* [Work instructions]: Set down each line of the material that follows, exactly, with no pictures.

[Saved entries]

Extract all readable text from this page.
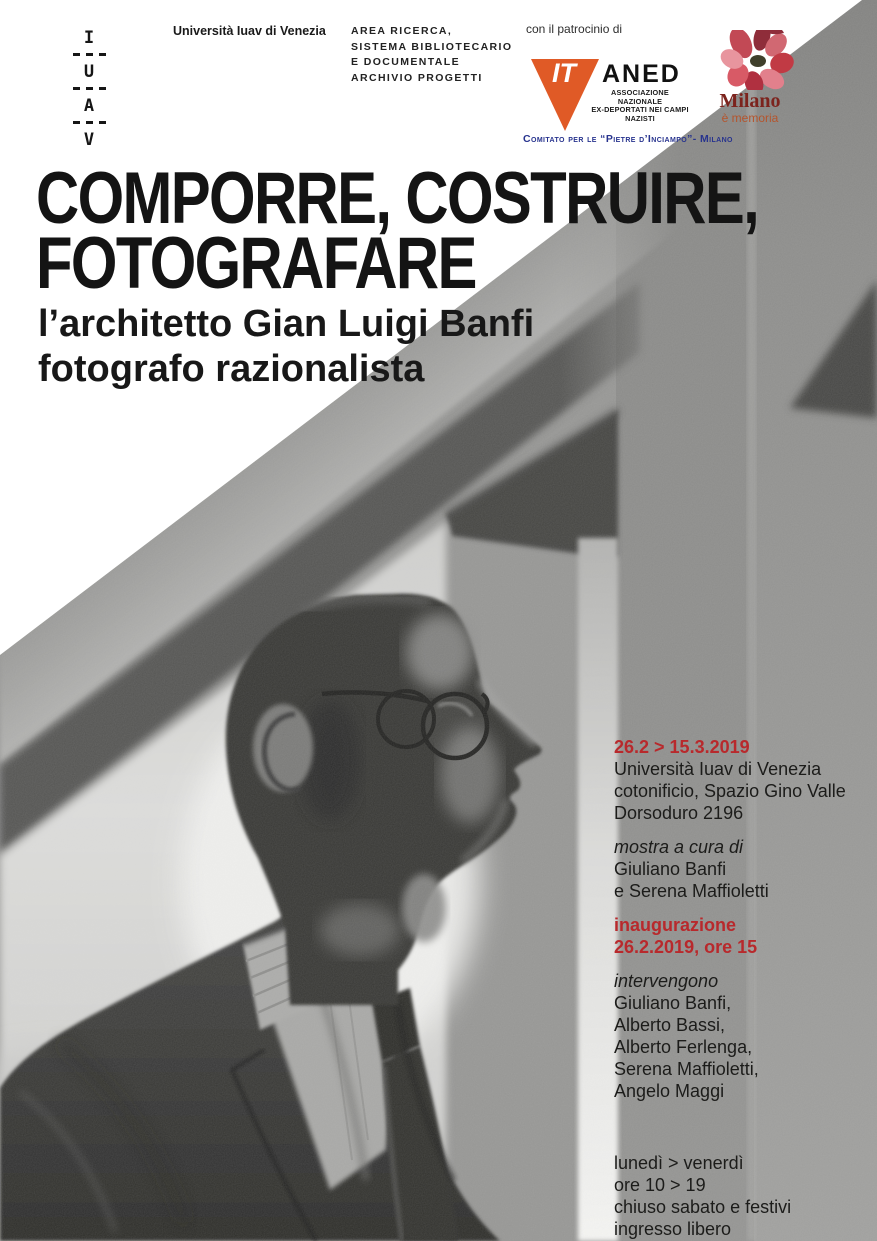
I
U
A
V
Università Iuav di Venezia AREA RICERCA,
SISTEMA BIBLIOTECARIO
E DOCUMENTALE
ARCHIVIO PROGETTI
con il patrocinio di
IT	ANED
ASSOCIAZIONE NAZIONALE
EX-DEPORTATI NEI CAMPI NAZISTI
Comitato per le “Pietre d’Inciampo”- Milano
Milano
è memoria
COMPORRE, COSTRUIRE,
FOTOGRAFARE
l’architetto Gian Luigi Banfi
fotografo razionalista
26.2 > 15.3.2019
Università Iuav di Venezia
cotonificio, Spazio Gino Valle
Dorsoduro 2196
mostra a cura di
Giuliano Banfi
e Serena Maffioletti
inaugurazione
26.2.2019, ore 15
intervengono
Giuliano Banfi,
Alberto Bassi,
Alberto Ferlenga,
Serena Maffioletti,
Angelo Maggi
lunedì > venerdì
ore 10 > 19
chiuso sabato e festivi
ingresso libero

* [Finished exercise]:
Extract all readable text from this page.
I
U
A
V
Università Iuav di Venezia AREA RICERCA,
SISTEMA BIBLIOTECARIO
E DOCUMENTALE
ARCHIVIO PROGETTI
con il patrocinio di
IT	ANED
ASSOCIAZIONE NAZIONALE
EX-DEPORTATI NEI CAMPI NAZISTI
Comitato per le “Pietre d’Inciampo”- Milano
Milano
è memoria
COMPORRE, COSTRUIRE,
FOTOGRAFARE
l’architetto Gian Luigi Banfi
fotografo razionalista
26.2 > 15.3.2019
Università Iuav di Venezia
cotonificio, Spazio Gino Valle
Dorsoduro 2196
mostra a cura di
Giuliano Banfi
e Serena Maffioletti
inaugurazione
26.2.2019, ore 15
intervengono
Giuliano Banfi,
Alberto Bassi,
Alberto Ferlenga,
Serena Maffioletti,
Angelo Maggi
lunedì > venerdì
ore 10 > 19
chiuso sabato e festivi
ingresso libero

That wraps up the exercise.